EXERCISES
**a.** In the post about attitude, how does the writer describe their own attitude to life?
**b.** Please continue the post about attitude and homeschooling from the point where it stops.

DOCUMENT SECTION
════════

Lately I have been having the same message appear in front of me from all different directions and people and I'm beginning to wonder if someone is trying to tell me some thing. The message? That attitude dictates all of life, that success and excellence is all about attitude as are failure and mediocrity.
My attitude to life is very much a 'keep the lid on' one. I worry about showing too much emotion or sharing too much information for fear of being judged and 'found out'. Our homeschool journey so far has lead me down a path of improving my attitude (very slowly, mind) as I am reminded that I am an example to our kids of how to live life. My desires for them to reach for the stars and pursue whatever they set their hearts on despite nay-sayers is hardly going to be achieved if I am constantly sheltering myself from any negative experience. I am working on putting myself out there more, beginning to see life's problems as a possiblity for great things (after a moan, a bit of foot stamping and tears that is) and slowly letting more people in. It terrifies the hell out of me most days and yet after the event I wonder what all the fuss was about.

════════

RECORD EXCERPTS
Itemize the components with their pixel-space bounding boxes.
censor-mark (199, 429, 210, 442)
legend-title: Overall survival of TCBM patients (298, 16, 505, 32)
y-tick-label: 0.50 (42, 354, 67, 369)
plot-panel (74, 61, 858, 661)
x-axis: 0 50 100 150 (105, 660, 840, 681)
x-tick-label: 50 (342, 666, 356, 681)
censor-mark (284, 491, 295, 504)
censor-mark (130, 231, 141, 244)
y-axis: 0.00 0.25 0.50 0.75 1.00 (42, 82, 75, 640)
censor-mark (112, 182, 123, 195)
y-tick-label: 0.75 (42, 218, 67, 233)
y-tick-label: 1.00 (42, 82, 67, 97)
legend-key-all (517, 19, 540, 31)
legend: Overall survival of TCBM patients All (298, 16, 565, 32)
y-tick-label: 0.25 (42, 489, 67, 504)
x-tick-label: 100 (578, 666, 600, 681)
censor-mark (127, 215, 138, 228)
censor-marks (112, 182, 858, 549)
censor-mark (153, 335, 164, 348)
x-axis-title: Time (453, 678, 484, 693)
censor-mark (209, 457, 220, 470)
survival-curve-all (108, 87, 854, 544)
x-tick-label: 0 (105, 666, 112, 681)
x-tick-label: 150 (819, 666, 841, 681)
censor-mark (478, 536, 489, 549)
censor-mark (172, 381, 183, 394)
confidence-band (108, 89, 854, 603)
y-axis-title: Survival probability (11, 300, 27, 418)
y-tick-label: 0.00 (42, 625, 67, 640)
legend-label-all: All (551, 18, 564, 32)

════════

ANSWER SET
**a.** As a 'keep the lid on' one.

**b.**
I remember talking to a friend after the death of a colleague and her saying that she was an 'emotional cripple' - unable to share in her times of need and not sure of what to say or do in other's times of need. That is me all over - to scared to share and show the vulernabiltiy I have and useless at face to face support of others. Thankfully I have such a great group of friends - both near and far - that are leading the way and showing me how to live life its fullest - warts, hugs and all. Yet I wonder if I have ever shown them how wonderful they are by trusting them fully with my worries, questions and insecurities.
Even as I write, or struggle to write this, I am receiving messages to change my attitude. "Remember, we all stumble, every one of us. That's why it's a comfort to go hand in hand." ~ Emily Kimbrough. So thanks to all of you that have been there for me in times of doubt, need and joy. Even if I don't say it - and I probably haven't face to face - you mean so much to me and I'm glad that we have found each other to stumble along.
Arohanui
Y
www.becominghealthy.co.nz
I agree, becoming parents certainly made me reevaluate my life. But becoming a homeschooler has taught me more about myself and the example I set, especially as a women, wife and mama.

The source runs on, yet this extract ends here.